EXERCISE DESCRIPTION
Give the entries again, word for word.

DATASET CONTENT
- - - - -

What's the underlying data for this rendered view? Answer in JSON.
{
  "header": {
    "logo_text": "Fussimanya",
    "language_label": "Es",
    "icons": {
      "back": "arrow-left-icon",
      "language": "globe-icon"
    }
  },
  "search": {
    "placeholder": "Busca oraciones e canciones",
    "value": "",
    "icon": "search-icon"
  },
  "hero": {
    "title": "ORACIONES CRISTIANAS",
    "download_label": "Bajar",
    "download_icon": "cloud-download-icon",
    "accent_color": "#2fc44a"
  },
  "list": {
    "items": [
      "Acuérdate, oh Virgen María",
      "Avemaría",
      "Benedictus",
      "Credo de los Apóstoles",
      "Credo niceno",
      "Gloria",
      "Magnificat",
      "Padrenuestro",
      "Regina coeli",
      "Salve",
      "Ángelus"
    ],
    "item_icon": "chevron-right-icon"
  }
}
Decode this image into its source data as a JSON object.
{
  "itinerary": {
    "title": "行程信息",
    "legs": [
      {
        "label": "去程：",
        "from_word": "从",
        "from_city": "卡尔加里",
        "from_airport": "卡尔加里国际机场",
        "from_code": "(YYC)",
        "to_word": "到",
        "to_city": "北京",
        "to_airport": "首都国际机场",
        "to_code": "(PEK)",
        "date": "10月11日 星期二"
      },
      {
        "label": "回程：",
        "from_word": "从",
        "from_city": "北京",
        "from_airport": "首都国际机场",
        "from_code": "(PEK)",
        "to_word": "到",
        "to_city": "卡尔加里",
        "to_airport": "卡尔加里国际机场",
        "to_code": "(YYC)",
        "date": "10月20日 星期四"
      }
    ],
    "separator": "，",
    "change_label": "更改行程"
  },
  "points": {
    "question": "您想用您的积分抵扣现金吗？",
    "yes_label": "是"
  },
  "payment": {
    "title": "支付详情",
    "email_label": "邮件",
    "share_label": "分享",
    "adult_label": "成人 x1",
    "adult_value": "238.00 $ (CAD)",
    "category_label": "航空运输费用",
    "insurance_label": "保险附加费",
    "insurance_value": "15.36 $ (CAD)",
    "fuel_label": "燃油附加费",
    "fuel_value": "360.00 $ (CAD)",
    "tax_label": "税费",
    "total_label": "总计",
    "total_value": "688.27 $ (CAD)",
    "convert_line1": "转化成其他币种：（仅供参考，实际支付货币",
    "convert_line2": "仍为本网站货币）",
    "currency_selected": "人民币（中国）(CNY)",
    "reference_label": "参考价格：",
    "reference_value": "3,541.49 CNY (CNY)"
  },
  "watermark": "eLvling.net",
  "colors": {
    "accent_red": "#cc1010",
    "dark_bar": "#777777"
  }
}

- - - - -

EXERCISE OUTPUT
What's the underlying data for this rendered view? Answer in JSON.
{
  "header": {
    "logo_text": "Fussimanya",
    "language_label": "Es",
    "icons": {
      "back": "arrow-left-icon",
      "language": "globe-icon"
    }
  },
  "search": {
    "placeholder": "Busca oraciones e canciones",
    "value": "",
    "icon": "search-icon"
  },
  "hero": {
    "title": "ORACIONES CRISTIANAS",
    "download_label": "Bajar",
    "download_icon": "cloud-download-icon",
    "accent_color": "#2fc44a"
  },
  "list": {
    "items": [
      "Acuérdate, oh Virgen María",
      "Avemaría",
      "Benedictus",
      "Credo de los Apóstoles",
      "Credo niceno",
      "Gloria",
      "Magnificat",
      "Padrenuestro",
      "Regina coeli",
      "Salve",
      "Ángelus"
    ],
    "item_icon": "chevron-right-icon"
  }
}
Decode this image into its source data as a JSON object.
{
  "itinerary": {
    "title": "行程信息",
    "legs": [
      {
        "label": "去程：",
        "from_word": "从",
        "from_city": "卡尔加里",
        "from_airport": "卡尔加里国际机场",
        "from_code": "(YYC)",
        "to_word": "到",
        "to_city": "北京",
        "to_airport": "首都国际机场",
        "to_code": "(PEK)",
        "date": "10月11日 星期二"
      },
      {
        "label": "回程：",
        "from_word": "从",
        "from_city": "北京",
        "from_airport": "首都国际机场",
        "from_code": "(PEK)",
        "to_word": "到",
        "to_city": "卡尔加里",
        "to_airport": "卡尔加里国际机场",
        "to_code": "(YYC)",
        "date": "10月20日 星期四"
      }
    ],
    "separator": "，",
    "change_label": "更改行程"
  },
  "points": {
    "question": "您想用您的积分抵扣现金吗？",
    "yes_label": "是"
  },
  "payment": {
    "title": "支付详情",
    "email_label": "邮件",
    "share_label": "分享",
    "adult_label": "成人 x1",
    "adult_value": "238.00 $ (CAD)",
    "category_label": "航空运输费用",
    "insurance_label": "保险附加费",
    "insurance_value": "15.36 $ (CAD)",
    "fuel_label": "燃油附加费",
    "fuel_value": "360.00 $ (CAD)",
    "tax_label": "税费",
    "total_label": "总计",
    "total_value": "688.27 $ (CAD)",
    "convert_line1": "转化成其他币种：（仅供参考，实际支付货币",
    "convert_line2": "仍为本网站货币）",
    "currency_selected": "人民币（中国）(CNY)",
    "reference_label": "参考价格：",
    "reference_value": "3,541.49 CNY (CNY)"
  },
  "watermark": "eLvling.net",
  "colors": {
    "accent_red": "#cc1010",
    "dark_bar": "#777777"
  }
}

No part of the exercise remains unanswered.